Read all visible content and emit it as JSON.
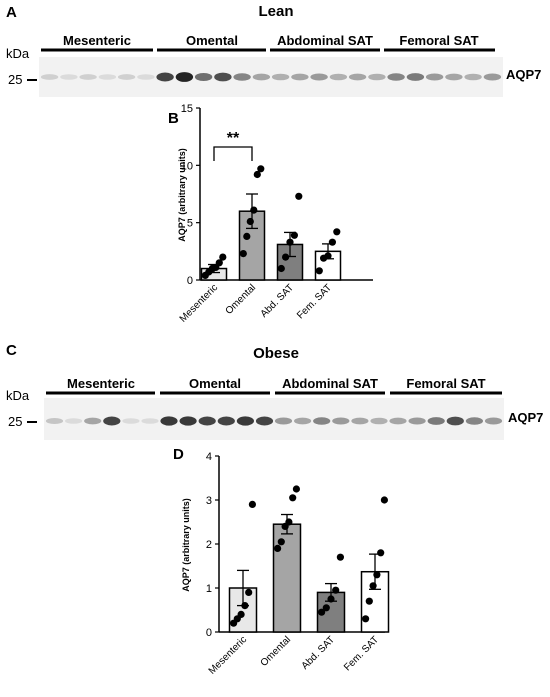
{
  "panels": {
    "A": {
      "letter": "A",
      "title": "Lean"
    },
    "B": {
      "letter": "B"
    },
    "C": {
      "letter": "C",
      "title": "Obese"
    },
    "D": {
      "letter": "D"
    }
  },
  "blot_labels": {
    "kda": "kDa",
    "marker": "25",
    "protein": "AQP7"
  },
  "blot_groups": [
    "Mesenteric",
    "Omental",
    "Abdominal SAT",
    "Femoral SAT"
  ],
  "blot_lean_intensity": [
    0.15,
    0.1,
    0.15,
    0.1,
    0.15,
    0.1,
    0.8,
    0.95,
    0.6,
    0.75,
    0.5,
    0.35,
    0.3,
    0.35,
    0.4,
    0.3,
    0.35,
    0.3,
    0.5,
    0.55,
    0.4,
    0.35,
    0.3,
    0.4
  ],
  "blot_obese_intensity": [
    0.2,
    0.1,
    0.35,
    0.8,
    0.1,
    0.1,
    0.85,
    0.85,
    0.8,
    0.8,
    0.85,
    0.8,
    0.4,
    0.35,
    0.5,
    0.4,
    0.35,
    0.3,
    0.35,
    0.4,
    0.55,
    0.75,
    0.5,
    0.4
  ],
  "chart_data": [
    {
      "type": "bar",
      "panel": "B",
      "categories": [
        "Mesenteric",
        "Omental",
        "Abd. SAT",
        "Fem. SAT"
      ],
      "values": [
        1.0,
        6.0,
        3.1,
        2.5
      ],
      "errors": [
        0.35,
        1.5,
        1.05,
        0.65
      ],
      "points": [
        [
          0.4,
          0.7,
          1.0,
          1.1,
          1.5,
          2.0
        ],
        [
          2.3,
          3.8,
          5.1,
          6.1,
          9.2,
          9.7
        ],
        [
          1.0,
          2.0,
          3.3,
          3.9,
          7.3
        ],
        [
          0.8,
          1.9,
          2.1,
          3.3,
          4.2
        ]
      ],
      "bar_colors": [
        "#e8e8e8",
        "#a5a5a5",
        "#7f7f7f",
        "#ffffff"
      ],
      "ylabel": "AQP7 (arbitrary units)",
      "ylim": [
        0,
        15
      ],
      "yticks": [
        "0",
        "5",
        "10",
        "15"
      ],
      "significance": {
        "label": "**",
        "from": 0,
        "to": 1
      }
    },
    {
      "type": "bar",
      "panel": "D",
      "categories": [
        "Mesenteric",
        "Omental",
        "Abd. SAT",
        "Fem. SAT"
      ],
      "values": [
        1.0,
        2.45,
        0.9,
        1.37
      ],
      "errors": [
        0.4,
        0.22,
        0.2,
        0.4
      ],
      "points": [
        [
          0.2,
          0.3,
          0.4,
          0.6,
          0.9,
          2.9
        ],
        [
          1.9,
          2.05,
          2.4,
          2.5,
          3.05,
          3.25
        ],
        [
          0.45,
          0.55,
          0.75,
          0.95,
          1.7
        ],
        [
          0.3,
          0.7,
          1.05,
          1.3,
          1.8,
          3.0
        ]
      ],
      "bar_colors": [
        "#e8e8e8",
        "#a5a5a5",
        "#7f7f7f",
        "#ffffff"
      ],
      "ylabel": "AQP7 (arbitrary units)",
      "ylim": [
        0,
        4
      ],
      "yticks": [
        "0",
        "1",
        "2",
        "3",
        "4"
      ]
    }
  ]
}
+ + + + +
**ACTION ITEM:** The reply should hold every line of the material above, unchanged, and no pictures.

**RESPONSE:**
Read all visible content and emit it as JSON.
{
  "panels": {
    "A": {
      "letter": "A",
      "title": "Lean"
    },
    "B": {
      "letter": "B"
    },
    "C": {
      "letter": "C",
      "title": "Obese"
    },
    "D": {
      "letter": "D"
    }
  },
  "blot_labels": {
    "kda": "kDa",
    "marker": "25",
    "protein": "AQP7"
  },
  "blot_groups": [
    "Mesenteric",
    "Omental",
    "Abdominal SAT",
    "Femoral SAT"
  ],
  "blot_lean_intensity": [
    0.15,
    0.1,
    0.15,
    0.1,
    0.15,
    0.1,
    0.8,
    0.95,
    0.6,
    0.75,
    0.5,
    0.35,
    0.3,
    0.35,
    0.4,
    0.3,
    0.35,
    0.3,
    0.5,
    0.55,
    0.4,
    0.35,
    0.3,
    0.4
  ],
  "blot_obese_intensity": [
    0.2,
    0.1,
    0.35,
    0.8,
    0.1,
    0.1,
    0.85,
    0.85,
    0.8,
    0.8,
    0.85,
    0.8,
    0.4,
    0.35,
    0.5,
    0.4,
    0.35,
    0.3,
    0.35,
    0.4,
    0.55,
    0.75,
    0.5,
    0.4
  ],
  "chart_data": [
    {
      "type": "bar",
      "panel": "B",
      "categories": [
        "Mesenteric",
        "Omental",
        "Abd. SAT",
        "Fem. SAT"
      ],
      "values": [
        1.0,
        6.0,
        3.1,
        2.5
      ],
      "errors": [
        0.35,
        1.5,
        1.05,
        0.65
      ],
      "points": [
        [
          0.4,
          0.7,
          1.0,
          1.1,
          1.5,
          2.0
        ],
        [
          2.3,
          3.8,
          5.1,
          6.1,
          9.2,
          9.7
        ],
        [
          1.0,
          2.0,
          3.3,
          3.9,
          7.3
        ],
        [
          0.8,
          1.9,
          2.1,
          3.3,
          4.2
        ]
      ],
      "bar_colors": [
        "#e8e8e8",
        "#a5a5a5",
        "#7f7f7f",
        "#ffffff"
      ],
      "ylabel": "AQP7 (arbitrary units)",
      "ylim": [
        0,
        15
      ],
      "yticks": [
        "0",
        "5",
        "10",
        "15"
      ],
      "significance": {
        "label": "**",
        "from": 0,
        "to": 1
      }
    },
    {
      "type": "bar",
      "panel": "D",
      "categories": [
        "Mesenteric",
        "Omental",
        "Abd. SAT",
        "Fem. SAT"
      ],
      "values": [
        1.0,
        2.45,
        0.9,
        1.37
      ],
      "errors": [
        0.4,
        0.22,
        0.2,
        0.4
      ],
      "points": [
        [
          0.2,
          0.3,
          0.4,
          0.6,
          0.9,
          2.9
        ],
        [
          1.9,
          2.05,
          2.4,
          2.5,
          3.05,
          3.25
        ],
        [
          0.45,
          0.55,
          0.75,
          0.95,
          1.7
        ],
        [
          0.3,
          0.7,
          1.05,
          1.3,
          1.8,
          3.0
        ]
      ],
      "bar_colors": [
        "#e8e8e8",
        "#a5a5a5",
        "#7f7f7f",
        "#ffffff"
      ],
      "ylabel": "AQP7 (arbitrary units)",
      "ylim": [
        0,
        4
      ],
      "yticks": [
        "0",
        "1",
        "2",
        "3",
        "4"
      ]
    }
  ]
}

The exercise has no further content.